Copy every line from the material below that holds "which".

━━━━

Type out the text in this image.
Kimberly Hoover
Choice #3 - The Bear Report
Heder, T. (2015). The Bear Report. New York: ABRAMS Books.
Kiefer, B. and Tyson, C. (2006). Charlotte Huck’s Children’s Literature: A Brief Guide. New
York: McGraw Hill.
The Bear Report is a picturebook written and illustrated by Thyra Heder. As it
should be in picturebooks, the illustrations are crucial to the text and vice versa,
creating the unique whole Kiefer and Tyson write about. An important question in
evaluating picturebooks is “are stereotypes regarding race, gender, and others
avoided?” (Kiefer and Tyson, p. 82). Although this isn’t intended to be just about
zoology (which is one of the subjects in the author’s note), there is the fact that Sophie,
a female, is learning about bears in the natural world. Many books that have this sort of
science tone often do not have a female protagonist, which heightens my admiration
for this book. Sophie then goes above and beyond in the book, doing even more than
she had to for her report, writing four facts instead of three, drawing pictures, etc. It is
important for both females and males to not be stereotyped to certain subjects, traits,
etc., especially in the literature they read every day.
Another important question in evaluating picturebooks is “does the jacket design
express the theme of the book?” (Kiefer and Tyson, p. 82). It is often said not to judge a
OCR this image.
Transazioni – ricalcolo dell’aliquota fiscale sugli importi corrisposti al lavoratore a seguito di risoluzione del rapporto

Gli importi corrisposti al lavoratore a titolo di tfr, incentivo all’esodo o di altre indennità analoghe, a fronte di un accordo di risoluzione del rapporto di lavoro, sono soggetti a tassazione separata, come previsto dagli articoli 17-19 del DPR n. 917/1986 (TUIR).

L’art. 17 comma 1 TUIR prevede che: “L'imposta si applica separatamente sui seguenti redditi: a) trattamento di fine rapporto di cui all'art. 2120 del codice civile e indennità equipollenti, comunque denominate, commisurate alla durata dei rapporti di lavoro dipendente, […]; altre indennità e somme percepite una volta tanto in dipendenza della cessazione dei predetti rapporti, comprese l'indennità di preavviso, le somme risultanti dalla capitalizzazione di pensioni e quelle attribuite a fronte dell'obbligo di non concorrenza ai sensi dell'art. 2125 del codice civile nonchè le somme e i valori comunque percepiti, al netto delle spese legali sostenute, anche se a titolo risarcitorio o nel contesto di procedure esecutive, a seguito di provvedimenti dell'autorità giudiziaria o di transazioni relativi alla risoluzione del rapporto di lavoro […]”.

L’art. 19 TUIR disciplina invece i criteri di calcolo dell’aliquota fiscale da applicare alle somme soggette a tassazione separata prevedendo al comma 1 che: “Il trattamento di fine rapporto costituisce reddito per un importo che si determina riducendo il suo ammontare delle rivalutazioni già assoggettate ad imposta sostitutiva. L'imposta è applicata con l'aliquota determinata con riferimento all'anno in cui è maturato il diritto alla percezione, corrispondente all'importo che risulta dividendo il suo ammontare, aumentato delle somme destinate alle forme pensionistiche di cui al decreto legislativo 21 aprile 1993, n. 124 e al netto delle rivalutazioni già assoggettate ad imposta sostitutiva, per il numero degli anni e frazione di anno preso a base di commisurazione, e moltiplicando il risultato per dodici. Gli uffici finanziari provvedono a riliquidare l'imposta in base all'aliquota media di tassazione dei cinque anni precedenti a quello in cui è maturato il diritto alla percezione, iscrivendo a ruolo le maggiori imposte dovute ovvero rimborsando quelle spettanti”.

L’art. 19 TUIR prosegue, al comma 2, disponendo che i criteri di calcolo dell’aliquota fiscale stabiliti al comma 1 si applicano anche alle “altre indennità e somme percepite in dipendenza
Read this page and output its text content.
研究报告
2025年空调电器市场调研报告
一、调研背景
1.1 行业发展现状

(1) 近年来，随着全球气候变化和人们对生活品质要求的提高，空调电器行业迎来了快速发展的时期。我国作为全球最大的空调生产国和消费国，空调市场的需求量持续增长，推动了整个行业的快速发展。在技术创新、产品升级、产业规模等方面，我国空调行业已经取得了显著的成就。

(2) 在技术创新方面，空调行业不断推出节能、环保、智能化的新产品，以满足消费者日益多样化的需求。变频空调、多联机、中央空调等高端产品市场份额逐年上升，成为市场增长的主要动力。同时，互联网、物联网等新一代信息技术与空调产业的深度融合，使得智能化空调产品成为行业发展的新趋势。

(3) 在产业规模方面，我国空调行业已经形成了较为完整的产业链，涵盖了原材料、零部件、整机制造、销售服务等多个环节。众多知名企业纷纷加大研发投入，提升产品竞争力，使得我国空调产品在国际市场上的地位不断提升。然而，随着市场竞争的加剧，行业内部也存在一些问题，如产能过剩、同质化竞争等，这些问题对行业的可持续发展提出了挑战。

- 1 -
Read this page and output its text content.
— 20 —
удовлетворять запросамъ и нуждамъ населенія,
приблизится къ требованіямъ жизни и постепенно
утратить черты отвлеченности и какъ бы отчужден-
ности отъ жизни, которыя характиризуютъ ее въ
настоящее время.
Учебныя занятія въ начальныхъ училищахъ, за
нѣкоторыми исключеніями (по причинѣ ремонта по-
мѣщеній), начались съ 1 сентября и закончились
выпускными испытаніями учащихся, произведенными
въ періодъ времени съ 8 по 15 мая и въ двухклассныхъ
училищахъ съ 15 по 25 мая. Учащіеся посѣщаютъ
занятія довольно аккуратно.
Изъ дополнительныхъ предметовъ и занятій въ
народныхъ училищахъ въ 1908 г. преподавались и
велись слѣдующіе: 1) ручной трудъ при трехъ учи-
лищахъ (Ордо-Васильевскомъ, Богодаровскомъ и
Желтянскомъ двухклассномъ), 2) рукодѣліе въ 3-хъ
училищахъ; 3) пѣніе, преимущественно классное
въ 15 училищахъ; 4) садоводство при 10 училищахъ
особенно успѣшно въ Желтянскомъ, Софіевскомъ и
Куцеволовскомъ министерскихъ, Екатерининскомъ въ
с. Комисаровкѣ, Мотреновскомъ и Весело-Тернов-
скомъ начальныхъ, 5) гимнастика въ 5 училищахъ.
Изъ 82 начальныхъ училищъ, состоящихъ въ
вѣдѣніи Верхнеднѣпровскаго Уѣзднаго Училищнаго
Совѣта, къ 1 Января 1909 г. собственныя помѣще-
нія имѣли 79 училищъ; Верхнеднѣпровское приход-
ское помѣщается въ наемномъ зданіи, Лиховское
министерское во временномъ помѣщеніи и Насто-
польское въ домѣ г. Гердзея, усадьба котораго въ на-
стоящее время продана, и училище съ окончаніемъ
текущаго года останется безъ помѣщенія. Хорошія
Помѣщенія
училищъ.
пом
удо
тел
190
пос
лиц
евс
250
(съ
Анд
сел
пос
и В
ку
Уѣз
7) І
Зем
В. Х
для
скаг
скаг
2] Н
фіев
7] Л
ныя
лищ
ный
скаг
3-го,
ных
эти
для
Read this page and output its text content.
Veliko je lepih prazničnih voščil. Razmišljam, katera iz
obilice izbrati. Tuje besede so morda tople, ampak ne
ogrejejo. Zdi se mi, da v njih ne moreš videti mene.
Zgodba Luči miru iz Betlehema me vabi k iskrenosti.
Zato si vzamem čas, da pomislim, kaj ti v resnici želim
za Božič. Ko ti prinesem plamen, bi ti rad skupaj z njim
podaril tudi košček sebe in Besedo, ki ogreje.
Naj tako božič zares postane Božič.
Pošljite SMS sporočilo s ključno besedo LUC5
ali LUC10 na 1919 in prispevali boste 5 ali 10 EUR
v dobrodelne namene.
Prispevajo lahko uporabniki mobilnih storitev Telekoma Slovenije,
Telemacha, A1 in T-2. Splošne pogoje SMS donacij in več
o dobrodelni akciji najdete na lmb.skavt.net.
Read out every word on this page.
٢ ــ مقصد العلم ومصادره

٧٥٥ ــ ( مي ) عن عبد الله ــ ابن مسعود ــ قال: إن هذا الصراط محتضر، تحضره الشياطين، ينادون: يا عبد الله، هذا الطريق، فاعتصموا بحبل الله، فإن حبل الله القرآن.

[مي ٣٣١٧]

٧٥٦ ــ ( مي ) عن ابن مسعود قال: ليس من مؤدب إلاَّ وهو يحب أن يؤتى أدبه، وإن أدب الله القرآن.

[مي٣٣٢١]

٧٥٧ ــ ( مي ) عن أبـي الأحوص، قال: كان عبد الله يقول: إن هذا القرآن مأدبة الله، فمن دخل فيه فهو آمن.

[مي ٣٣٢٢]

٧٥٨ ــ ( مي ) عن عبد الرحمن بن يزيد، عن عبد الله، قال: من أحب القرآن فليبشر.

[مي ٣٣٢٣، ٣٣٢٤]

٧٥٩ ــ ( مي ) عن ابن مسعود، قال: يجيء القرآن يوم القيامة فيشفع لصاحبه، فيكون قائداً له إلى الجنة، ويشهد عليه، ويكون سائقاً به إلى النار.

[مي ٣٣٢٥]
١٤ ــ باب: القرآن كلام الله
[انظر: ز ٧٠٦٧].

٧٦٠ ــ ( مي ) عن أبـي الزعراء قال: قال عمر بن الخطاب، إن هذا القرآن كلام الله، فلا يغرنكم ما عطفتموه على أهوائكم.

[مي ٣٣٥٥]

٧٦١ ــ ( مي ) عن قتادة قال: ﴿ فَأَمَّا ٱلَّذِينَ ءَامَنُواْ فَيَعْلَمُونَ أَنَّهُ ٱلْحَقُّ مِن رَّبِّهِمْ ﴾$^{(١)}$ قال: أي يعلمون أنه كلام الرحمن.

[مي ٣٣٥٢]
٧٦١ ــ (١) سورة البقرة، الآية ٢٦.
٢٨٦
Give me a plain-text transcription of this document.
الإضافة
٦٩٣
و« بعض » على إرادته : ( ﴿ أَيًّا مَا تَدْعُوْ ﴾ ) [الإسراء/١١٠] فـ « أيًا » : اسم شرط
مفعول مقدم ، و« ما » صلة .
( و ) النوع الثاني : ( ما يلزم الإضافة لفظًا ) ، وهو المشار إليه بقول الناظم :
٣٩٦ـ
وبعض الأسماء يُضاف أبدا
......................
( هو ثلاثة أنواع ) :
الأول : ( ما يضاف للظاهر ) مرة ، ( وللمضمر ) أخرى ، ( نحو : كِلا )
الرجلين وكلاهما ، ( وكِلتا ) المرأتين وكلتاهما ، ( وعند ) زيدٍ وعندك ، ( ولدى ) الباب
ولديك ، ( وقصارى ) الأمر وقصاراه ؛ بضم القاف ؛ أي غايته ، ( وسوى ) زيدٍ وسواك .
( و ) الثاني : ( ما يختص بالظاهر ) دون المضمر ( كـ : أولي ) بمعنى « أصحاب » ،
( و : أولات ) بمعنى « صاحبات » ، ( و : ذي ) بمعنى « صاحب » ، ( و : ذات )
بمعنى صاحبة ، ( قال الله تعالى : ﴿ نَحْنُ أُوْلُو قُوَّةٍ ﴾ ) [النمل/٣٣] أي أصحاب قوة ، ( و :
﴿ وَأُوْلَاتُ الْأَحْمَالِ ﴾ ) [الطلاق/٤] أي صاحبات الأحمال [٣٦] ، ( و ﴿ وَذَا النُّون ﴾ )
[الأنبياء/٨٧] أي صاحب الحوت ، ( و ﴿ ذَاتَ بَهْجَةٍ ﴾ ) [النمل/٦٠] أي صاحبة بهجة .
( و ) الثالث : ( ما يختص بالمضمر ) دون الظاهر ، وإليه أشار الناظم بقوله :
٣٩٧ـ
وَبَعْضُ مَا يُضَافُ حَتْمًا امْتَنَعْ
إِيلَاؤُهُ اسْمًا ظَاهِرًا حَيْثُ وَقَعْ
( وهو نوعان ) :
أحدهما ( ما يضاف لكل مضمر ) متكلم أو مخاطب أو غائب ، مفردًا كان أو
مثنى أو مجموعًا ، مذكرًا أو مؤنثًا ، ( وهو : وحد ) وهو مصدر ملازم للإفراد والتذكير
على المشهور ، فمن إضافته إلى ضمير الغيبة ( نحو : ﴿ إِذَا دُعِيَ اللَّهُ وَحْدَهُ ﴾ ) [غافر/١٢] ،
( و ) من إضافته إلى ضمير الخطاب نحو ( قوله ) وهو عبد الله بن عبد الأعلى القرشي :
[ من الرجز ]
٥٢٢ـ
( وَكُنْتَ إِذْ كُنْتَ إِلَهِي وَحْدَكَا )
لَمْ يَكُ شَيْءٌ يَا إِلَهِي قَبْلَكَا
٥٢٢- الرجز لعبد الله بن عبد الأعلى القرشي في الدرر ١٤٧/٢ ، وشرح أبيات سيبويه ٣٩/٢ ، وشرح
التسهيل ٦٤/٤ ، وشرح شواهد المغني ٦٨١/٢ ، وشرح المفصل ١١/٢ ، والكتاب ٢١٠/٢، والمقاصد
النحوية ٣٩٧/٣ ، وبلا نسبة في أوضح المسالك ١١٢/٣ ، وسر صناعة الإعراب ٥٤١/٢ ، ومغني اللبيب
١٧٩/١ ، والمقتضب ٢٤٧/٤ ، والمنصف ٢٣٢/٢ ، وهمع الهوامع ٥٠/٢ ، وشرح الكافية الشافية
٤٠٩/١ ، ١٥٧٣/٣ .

━━━━

Reply
zoology (which is one of the subjects in the author’s note), there is the fact that Sophie,
science tone often do not have a female protagonist, which heightens my admiration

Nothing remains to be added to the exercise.